Short problem:
Show each line from the listing that includes the word "push".

★ ★ ★ ★ ★

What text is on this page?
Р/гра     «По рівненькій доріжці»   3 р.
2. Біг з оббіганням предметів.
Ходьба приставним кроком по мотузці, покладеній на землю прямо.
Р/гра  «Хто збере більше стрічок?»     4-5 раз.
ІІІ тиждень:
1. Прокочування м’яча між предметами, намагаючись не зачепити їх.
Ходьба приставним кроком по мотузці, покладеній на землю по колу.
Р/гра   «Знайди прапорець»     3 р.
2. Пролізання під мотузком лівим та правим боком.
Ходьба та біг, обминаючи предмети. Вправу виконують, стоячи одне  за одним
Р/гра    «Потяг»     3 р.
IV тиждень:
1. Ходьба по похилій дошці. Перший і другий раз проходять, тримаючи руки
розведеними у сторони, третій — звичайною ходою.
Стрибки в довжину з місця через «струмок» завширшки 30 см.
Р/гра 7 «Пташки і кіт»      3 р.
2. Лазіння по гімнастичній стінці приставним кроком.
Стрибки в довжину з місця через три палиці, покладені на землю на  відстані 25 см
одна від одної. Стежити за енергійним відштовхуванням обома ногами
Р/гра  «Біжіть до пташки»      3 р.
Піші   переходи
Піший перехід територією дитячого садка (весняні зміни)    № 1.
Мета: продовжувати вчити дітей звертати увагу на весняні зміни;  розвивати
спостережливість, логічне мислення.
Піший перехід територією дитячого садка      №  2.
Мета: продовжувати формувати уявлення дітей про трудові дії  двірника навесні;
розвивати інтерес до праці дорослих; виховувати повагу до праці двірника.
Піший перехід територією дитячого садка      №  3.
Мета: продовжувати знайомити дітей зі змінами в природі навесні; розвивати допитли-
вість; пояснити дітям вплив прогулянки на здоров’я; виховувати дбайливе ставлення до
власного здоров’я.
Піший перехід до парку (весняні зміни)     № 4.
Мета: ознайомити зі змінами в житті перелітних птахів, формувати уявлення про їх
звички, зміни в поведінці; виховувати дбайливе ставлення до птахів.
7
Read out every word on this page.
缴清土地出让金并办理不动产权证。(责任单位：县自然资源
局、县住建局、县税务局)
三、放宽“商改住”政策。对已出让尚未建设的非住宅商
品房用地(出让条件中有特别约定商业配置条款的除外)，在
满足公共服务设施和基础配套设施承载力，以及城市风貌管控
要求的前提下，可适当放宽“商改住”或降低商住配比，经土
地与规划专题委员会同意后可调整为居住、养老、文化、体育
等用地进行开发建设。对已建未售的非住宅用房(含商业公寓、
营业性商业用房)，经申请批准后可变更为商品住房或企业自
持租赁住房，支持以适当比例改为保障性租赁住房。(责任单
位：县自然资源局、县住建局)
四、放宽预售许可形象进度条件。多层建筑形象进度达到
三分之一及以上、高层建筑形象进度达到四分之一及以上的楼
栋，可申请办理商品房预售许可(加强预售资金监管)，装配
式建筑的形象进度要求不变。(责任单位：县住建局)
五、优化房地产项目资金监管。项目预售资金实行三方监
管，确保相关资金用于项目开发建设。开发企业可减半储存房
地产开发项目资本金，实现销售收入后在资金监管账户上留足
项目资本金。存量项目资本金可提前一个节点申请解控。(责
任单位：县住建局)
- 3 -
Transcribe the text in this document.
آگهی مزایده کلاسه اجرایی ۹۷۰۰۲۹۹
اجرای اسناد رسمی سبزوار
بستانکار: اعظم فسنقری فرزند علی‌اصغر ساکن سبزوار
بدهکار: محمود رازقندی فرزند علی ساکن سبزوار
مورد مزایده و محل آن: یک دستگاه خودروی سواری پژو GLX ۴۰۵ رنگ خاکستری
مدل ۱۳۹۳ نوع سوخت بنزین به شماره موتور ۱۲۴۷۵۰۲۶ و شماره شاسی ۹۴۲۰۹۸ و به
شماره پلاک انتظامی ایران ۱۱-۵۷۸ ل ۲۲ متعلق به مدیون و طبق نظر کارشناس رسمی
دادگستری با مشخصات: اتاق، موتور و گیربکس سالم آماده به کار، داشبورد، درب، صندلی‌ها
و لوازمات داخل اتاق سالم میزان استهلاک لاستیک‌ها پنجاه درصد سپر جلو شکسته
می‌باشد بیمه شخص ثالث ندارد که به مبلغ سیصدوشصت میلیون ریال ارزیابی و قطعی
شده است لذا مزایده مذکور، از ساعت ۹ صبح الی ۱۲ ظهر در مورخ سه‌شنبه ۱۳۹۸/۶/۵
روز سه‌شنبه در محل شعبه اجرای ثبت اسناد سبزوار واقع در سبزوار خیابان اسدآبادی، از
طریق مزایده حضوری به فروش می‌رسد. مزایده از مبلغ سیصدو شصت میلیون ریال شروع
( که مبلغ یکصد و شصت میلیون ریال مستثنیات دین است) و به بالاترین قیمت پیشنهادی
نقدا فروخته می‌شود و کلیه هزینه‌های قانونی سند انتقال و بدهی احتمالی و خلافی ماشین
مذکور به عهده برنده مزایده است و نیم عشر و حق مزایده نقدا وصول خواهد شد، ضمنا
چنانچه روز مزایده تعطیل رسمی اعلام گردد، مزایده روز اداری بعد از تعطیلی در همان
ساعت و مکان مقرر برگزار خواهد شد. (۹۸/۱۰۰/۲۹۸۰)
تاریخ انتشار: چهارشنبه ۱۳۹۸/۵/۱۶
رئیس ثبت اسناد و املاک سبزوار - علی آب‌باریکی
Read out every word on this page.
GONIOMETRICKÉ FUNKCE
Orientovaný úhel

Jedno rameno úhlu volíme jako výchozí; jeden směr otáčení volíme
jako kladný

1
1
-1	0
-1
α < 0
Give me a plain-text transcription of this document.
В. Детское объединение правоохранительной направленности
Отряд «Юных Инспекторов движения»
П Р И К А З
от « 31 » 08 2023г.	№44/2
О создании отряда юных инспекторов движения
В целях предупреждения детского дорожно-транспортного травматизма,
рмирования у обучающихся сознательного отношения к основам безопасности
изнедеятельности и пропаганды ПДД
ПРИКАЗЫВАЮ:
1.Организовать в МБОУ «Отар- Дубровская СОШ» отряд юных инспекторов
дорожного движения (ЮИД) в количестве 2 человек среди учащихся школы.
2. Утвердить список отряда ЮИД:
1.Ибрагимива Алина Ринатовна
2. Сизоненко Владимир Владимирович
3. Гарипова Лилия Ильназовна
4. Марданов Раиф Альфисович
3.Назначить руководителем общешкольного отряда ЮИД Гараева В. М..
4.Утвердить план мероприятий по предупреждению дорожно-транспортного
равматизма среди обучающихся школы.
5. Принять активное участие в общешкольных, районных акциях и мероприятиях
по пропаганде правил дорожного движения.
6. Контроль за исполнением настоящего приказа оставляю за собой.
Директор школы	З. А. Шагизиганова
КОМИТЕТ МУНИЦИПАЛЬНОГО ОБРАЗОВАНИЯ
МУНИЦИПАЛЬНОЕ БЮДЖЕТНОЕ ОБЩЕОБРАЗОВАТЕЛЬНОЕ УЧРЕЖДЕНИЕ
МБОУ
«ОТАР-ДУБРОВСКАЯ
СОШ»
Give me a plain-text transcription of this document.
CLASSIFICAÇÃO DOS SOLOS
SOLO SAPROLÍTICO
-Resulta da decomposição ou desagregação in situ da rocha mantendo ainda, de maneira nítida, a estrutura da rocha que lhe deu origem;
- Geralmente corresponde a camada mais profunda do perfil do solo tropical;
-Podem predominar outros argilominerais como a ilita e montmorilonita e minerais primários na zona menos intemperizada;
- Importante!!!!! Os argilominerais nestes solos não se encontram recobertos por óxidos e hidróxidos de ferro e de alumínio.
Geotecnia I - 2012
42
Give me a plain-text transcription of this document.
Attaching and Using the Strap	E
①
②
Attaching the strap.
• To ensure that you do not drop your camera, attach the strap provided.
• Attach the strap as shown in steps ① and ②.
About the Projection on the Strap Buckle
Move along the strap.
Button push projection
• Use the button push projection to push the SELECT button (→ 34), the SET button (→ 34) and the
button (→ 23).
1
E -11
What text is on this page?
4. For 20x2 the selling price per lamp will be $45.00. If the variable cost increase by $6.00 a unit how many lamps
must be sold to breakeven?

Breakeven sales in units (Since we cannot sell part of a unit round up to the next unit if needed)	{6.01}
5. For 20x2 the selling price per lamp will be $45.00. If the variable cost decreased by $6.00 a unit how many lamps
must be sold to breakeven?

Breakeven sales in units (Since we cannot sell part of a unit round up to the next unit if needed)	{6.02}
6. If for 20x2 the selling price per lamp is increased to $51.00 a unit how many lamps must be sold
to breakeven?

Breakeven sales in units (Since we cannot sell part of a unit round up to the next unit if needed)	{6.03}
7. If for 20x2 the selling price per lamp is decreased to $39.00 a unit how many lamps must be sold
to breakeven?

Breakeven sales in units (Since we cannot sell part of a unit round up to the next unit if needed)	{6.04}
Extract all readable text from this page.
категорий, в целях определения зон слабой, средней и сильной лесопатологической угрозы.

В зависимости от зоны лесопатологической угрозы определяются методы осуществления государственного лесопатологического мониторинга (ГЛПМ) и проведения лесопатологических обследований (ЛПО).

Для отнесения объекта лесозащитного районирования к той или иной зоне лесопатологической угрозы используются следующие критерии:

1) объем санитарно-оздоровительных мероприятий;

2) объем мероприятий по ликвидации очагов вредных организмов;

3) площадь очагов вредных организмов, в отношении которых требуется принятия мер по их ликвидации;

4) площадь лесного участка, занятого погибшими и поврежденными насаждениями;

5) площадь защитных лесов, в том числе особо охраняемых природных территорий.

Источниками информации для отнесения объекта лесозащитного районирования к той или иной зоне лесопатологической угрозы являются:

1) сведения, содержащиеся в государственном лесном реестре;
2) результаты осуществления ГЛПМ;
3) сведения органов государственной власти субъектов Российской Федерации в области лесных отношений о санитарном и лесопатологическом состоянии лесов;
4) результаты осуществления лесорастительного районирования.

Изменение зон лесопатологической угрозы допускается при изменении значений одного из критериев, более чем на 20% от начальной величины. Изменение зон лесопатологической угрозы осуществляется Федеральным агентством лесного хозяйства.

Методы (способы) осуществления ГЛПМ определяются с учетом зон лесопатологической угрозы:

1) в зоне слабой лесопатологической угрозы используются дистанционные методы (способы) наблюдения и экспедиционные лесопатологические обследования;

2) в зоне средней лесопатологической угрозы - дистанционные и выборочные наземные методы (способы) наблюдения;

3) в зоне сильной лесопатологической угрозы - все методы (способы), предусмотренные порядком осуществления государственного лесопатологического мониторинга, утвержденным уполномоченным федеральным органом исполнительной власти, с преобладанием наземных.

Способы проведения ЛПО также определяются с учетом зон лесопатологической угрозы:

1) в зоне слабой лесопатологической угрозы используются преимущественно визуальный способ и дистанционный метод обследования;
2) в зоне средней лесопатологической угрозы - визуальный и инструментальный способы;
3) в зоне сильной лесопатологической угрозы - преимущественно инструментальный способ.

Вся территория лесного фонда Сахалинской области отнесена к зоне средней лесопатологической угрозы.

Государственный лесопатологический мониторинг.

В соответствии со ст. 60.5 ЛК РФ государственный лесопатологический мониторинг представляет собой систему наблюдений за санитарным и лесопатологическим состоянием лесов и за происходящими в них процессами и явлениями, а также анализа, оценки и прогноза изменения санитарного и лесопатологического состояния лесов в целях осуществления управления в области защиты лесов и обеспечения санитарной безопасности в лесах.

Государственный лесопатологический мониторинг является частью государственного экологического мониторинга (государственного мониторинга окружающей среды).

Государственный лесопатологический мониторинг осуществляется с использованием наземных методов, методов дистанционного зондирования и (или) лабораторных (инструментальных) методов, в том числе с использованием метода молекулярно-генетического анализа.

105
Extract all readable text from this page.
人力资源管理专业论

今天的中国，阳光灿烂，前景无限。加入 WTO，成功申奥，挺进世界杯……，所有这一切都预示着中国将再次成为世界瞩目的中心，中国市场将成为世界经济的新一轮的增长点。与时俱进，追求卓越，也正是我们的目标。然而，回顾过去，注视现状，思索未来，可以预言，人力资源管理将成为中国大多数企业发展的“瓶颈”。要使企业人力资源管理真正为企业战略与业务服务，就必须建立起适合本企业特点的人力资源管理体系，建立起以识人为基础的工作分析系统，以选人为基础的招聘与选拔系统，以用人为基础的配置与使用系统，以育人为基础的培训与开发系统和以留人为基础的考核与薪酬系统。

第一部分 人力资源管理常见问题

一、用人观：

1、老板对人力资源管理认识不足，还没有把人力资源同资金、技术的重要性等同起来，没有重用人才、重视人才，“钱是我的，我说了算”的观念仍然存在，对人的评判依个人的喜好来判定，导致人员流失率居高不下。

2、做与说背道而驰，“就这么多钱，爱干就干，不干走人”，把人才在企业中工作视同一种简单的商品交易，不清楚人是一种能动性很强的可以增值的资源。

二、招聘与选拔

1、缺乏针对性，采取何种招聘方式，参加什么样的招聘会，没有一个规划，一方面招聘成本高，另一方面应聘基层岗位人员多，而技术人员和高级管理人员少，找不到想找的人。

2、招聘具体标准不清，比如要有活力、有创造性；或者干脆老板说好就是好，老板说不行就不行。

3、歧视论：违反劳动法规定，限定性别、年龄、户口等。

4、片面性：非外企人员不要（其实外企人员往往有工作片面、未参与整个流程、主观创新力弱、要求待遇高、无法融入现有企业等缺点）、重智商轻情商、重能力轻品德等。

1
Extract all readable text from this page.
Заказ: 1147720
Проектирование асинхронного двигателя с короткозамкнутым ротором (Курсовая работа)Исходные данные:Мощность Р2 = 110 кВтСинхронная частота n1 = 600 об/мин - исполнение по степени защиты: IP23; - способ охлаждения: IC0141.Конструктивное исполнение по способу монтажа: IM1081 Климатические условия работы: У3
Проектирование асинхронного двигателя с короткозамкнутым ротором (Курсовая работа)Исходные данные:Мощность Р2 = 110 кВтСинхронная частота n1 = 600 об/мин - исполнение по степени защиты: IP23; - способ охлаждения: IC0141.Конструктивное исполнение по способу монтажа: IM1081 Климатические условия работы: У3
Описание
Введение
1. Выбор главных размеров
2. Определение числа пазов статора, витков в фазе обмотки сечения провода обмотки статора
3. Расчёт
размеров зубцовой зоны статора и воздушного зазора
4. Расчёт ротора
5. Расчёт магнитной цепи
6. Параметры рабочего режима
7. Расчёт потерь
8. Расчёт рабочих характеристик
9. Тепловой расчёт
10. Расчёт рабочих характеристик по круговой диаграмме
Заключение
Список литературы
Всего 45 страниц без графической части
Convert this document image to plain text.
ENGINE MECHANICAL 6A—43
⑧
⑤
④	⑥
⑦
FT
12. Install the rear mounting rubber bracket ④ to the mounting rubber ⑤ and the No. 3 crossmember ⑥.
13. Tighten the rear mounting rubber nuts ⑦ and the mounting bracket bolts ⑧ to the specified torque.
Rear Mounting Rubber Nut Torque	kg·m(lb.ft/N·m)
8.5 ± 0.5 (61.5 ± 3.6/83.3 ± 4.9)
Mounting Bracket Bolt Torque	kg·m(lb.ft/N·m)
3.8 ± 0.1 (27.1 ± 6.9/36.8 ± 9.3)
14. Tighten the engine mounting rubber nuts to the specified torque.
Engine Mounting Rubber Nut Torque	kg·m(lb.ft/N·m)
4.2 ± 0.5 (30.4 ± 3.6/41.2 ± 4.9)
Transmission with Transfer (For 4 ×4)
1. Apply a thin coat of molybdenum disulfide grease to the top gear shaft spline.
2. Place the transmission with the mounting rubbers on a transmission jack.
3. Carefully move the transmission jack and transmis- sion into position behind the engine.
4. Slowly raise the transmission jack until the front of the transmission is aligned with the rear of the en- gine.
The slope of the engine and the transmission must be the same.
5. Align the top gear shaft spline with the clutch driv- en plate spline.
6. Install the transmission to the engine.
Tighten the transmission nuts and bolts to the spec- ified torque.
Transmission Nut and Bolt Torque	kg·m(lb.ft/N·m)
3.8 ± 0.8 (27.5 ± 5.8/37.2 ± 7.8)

★ ★ ★ ★ ★

Reply to the exercise:
Button push projection
• Use the button push projection to push the SELECT button (→ 34), the SET button (→ 34) and the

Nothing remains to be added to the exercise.